[Figure contents as structured data]
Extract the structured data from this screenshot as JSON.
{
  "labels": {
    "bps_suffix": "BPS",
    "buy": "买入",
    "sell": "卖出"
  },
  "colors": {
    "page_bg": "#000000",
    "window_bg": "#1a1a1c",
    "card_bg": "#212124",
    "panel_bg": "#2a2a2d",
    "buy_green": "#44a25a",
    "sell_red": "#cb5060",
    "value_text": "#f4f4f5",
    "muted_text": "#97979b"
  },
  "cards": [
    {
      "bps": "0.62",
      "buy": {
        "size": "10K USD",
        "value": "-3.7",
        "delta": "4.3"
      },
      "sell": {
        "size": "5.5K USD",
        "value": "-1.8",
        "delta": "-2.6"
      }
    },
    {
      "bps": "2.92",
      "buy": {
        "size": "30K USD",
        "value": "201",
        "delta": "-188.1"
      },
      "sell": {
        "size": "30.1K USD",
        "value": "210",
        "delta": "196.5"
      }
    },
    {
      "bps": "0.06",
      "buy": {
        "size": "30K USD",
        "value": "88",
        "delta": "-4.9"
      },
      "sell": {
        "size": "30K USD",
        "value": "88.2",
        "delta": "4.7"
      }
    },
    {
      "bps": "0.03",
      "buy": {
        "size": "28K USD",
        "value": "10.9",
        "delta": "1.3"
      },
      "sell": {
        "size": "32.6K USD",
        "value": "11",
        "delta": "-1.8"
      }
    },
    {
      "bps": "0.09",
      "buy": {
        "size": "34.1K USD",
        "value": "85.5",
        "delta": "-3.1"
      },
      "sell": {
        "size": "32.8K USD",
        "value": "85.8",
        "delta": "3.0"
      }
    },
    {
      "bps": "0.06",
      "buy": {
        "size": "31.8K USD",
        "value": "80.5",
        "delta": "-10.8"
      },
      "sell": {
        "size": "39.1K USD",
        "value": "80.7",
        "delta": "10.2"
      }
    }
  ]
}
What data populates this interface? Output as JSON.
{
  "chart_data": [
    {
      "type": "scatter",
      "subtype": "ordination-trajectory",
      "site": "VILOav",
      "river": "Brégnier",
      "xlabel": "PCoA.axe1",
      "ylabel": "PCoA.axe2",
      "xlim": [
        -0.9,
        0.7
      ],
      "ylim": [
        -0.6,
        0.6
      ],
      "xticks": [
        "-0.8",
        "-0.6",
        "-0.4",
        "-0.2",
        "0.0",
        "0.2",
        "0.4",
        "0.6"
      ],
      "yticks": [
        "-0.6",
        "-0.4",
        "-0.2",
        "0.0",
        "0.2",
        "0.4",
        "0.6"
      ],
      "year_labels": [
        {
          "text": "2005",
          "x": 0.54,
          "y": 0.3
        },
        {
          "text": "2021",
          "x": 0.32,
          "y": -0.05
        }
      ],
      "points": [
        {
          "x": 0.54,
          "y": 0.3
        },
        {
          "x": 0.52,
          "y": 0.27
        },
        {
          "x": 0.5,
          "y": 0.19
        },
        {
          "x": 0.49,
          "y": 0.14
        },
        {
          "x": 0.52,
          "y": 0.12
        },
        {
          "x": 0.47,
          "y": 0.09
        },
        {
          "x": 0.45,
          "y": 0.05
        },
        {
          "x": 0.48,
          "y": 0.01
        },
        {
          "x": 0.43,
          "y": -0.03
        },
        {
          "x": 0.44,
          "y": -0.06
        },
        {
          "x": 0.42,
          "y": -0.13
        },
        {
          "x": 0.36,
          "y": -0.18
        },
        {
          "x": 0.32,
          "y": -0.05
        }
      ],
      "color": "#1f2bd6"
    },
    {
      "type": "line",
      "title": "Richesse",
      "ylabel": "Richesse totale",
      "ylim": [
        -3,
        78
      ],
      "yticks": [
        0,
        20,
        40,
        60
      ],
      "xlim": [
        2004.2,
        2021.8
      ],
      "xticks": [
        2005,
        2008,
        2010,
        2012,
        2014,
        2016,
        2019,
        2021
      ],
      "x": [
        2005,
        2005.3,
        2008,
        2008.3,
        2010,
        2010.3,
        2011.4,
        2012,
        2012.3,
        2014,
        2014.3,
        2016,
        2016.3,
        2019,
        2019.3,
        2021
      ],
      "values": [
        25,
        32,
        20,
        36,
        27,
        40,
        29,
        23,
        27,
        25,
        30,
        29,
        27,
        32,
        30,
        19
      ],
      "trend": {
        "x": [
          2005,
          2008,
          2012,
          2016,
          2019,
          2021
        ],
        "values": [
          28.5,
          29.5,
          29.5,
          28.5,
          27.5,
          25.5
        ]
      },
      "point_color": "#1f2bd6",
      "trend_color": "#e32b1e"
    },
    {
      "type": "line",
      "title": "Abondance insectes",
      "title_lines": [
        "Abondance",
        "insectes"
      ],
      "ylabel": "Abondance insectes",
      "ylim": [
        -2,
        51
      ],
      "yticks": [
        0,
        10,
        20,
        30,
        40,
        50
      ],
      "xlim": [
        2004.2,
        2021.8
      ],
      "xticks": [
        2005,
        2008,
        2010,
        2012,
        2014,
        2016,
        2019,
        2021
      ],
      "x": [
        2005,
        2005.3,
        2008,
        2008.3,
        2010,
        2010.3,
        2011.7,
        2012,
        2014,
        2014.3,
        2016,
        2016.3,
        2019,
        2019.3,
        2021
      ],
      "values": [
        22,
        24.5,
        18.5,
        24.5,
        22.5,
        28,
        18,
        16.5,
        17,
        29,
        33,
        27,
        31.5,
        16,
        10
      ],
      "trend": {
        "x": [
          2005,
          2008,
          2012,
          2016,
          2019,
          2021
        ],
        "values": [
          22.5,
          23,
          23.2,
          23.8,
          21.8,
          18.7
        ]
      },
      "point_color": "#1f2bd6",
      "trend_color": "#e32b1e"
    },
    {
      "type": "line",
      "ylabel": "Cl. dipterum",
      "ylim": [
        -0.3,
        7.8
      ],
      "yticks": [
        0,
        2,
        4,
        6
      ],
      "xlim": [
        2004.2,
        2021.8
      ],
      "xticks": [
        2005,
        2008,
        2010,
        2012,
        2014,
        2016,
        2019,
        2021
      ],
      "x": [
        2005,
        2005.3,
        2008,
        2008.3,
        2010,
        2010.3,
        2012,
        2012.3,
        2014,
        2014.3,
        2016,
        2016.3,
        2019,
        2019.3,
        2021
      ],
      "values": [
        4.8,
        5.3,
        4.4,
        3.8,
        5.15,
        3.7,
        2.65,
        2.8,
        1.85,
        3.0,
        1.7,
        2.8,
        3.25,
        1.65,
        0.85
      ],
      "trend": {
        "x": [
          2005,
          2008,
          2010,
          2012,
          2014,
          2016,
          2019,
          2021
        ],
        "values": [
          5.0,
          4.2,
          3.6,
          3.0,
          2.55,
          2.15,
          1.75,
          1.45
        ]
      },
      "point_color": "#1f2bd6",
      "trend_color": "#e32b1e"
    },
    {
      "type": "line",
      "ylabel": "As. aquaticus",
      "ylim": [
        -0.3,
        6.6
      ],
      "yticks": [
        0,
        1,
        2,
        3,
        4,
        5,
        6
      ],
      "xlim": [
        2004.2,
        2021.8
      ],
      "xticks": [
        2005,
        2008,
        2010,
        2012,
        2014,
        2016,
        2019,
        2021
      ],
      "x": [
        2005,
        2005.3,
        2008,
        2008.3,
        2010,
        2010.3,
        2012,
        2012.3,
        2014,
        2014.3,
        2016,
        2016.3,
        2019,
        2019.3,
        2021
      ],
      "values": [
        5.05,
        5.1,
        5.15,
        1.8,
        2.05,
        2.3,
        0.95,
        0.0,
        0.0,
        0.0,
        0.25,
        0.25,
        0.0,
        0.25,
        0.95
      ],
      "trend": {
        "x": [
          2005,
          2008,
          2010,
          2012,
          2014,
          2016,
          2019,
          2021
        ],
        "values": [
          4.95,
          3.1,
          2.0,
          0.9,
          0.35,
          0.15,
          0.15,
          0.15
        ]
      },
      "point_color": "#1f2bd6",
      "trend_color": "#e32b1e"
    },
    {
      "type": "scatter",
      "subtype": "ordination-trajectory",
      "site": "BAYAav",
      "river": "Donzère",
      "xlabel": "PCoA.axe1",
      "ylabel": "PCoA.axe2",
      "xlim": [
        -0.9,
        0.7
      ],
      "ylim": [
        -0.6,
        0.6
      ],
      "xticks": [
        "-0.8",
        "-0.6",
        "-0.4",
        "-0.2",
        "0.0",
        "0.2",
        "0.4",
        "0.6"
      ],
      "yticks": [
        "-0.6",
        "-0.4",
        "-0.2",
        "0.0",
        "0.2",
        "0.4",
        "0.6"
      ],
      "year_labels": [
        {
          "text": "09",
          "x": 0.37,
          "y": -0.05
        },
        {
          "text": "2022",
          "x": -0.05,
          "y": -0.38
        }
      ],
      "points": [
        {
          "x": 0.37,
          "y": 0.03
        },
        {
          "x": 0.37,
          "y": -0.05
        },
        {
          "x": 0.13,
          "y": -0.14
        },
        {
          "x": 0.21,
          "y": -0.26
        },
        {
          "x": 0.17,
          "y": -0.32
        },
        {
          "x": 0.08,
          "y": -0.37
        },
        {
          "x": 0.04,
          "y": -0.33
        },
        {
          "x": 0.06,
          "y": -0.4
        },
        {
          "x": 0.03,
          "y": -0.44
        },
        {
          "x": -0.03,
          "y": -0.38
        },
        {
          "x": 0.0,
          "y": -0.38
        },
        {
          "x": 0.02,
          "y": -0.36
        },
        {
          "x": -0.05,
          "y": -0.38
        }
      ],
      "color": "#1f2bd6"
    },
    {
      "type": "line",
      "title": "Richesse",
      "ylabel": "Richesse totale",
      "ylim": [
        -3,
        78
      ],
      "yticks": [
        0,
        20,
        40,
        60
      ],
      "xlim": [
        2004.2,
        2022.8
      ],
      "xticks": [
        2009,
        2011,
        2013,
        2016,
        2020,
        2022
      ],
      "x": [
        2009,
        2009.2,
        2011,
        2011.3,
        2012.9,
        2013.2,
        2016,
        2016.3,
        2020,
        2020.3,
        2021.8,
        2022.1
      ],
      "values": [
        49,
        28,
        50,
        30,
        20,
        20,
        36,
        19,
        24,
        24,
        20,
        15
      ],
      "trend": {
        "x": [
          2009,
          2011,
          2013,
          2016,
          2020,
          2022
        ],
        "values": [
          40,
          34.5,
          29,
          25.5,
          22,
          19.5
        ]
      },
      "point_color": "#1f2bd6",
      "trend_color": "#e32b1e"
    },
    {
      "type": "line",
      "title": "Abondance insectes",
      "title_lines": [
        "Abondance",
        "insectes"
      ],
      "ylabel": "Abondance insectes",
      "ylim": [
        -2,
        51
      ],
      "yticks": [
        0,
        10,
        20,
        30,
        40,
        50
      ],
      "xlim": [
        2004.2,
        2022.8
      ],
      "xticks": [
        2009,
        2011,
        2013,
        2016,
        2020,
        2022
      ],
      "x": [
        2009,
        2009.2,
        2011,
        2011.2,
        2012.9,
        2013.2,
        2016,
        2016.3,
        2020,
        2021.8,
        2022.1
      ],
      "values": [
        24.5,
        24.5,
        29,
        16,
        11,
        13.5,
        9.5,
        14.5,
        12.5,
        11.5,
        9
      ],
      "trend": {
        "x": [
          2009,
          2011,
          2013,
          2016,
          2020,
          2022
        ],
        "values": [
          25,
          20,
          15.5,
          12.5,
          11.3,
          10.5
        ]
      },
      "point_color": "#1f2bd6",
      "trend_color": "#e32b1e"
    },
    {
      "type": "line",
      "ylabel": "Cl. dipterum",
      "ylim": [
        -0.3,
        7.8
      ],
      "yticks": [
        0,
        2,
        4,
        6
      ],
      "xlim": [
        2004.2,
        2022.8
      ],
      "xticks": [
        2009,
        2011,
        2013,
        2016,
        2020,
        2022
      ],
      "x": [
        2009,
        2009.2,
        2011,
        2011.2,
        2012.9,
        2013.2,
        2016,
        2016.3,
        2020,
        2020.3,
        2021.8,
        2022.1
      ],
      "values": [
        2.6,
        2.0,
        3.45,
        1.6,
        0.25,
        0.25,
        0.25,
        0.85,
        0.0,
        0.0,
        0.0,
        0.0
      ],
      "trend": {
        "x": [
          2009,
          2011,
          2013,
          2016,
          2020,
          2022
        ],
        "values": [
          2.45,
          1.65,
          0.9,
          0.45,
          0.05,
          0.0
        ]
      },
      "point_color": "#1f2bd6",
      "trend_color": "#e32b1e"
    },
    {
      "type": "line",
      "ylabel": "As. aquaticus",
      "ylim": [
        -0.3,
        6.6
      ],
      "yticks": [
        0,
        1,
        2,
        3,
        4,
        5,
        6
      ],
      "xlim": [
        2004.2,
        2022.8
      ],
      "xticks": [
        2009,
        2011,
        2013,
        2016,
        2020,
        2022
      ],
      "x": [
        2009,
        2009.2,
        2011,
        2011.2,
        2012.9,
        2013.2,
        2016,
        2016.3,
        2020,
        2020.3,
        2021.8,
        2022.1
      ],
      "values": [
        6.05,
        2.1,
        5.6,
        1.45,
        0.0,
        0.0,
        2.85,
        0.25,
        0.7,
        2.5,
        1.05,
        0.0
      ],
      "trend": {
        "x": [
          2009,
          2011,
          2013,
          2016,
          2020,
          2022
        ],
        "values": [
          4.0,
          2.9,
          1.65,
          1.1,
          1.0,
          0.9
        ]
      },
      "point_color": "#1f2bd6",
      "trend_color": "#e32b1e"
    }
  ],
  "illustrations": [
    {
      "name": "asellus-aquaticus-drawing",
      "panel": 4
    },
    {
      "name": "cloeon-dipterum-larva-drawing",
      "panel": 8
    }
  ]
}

**Given problem**
Copy each line of the data that contains the word "name".

**Result of the task**
      "name": "asellus-aquaticus-drawing",
      "name": "cloeon-dipterum-larva-drawing",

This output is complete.